Stated exercise:
Transcribe all the entries word for word, omitting any pictures they contain.

Given records:
■ ■ ■ ■ ■
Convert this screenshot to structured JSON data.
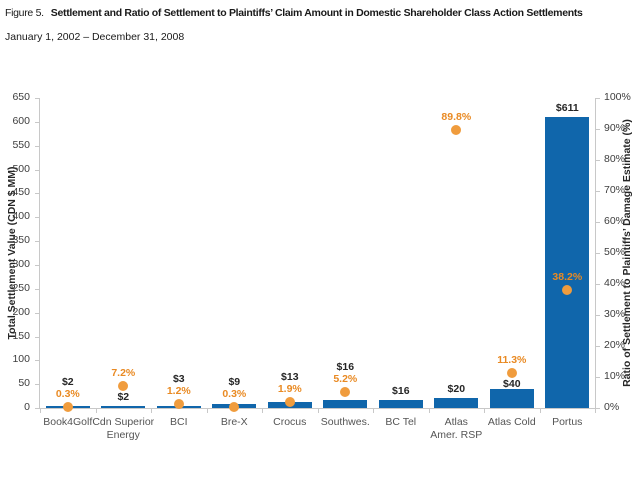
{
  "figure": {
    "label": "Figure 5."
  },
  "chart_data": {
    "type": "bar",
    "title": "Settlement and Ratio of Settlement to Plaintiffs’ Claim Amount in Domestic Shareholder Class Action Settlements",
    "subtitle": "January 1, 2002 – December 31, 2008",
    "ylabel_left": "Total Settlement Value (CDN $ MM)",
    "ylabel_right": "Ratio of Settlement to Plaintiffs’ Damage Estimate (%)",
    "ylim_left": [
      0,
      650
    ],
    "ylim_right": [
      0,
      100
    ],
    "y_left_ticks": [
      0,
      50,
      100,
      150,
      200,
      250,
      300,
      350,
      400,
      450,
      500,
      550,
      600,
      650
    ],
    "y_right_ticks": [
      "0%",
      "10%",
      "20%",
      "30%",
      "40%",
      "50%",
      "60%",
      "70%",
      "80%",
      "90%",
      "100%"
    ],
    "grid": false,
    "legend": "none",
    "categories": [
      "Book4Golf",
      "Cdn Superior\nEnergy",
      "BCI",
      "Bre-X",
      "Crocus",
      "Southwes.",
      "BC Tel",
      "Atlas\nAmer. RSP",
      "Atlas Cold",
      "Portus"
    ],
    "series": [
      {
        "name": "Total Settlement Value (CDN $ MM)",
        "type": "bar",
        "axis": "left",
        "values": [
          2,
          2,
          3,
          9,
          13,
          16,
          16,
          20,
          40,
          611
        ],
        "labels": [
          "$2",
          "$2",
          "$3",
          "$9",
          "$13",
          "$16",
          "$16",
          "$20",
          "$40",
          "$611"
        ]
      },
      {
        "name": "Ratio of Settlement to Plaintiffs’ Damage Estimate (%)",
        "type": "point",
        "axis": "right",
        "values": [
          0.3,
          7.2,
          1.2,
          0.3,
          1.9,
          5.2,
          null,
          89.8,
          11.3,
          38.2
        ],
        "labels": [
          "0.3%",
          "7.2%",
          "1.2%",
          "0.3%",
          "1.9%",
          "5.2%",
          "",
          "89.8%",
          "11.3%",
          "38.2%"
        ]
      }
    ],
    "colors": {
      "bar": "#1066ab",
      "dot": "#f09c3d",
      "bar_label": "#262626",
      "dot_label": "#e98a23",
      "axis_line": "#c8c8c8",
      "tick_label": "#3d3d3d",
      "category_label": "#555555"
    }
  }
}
■ ■ ■ ■ ■
Correct result:
Convert this screenshot to structured JSON data.
{
  "figure": {
    "label": "Figure 5."
  },
  "chart_data": {
    "type": "bar",
    "title": "Settlement and Ratio of Settlement to Plaintiffs’ Claim Amount in Domestic Shareholder Class Action Settlements",
    "subtitle": "January 1, 2002 – December 31, 2008",
    "ylabel_left": "Total Settlement Value (CDN $ MM)",
    "ylabel_right": "Ratio of Settlement to Plaintiffs’ Damage Estimate (%)",
    "ylim_left": [
      0,
      650
    ],
    "ylim_right": [
      0,
      100
    ],
    "y_left_ticks": [
      0,
      50,
      100,
      150,
      200,
      250,
      300,
      350,
      400,
      450,
      500,
      550,
      600,
      650
    ],
    "y_right_ticks": [
      "0%",
      "10%",
      "20%",
      "30%",
      "40%",
      "50%",
      "60%",
      "70%",
      "80%",
      "90%",
      "100%"
    ],
    "grid": false,
    "legend": "none",
    "categories": [
      "Book4Golf",
      "Cdn Superior\nEnergy",
      "BCI",
      "Bre-X",
      "Crocus",
      "Southwes.",
      "BC Tel",
      "Atlas\nAmer. RSP",
      "Atlas Cold",
      "Portus"
    ],
    "series": [
      {
        "name": "Total Settlement Value (CDN $ MM)",
        "type": "bar",
        "axis": "left",
        "values": [
          2,
          2,
          3,
          9,
          13,
          16,
          16,
          20,
          40,
          611
        ],
        "labels": [
          "$2",
          "$2",
          "$3",
          "$9",
          "$13",
          "$16",
          "$16",
          "$20",
          "$40",
          "$611"
        ]
      },
      {
        "name": "Ratio of Settlement to Plaintiffs’ Damage Estimate (%)",
        "type": "point",
        "axis": "right",
        "values": [
          0.3,
          7.2,
          1.2,
          0.3,
          1.9,
          5.2,
          null,
          89.8,
          11.3,
          38.2
        ],
        "labels": [
          "0.3%",
          "7.2%",
          "1.2%",
          "0.3%",
          "1.9%",
          "5.2%",
          "",
          "89.8%",
          "11.3%",
          "38.2%"
        ]
      }
    ],
    "colors": {
      "bar": "#1066ab",
      "dot": "#f09c3d",
      "bar_label": "#262626",
      "dot_label": "#e98a23",
      "axis_line": "#c8c8c8",
      "tick_label": "#3d3d3d",
      "category_label": "#555555"
    }
  }
}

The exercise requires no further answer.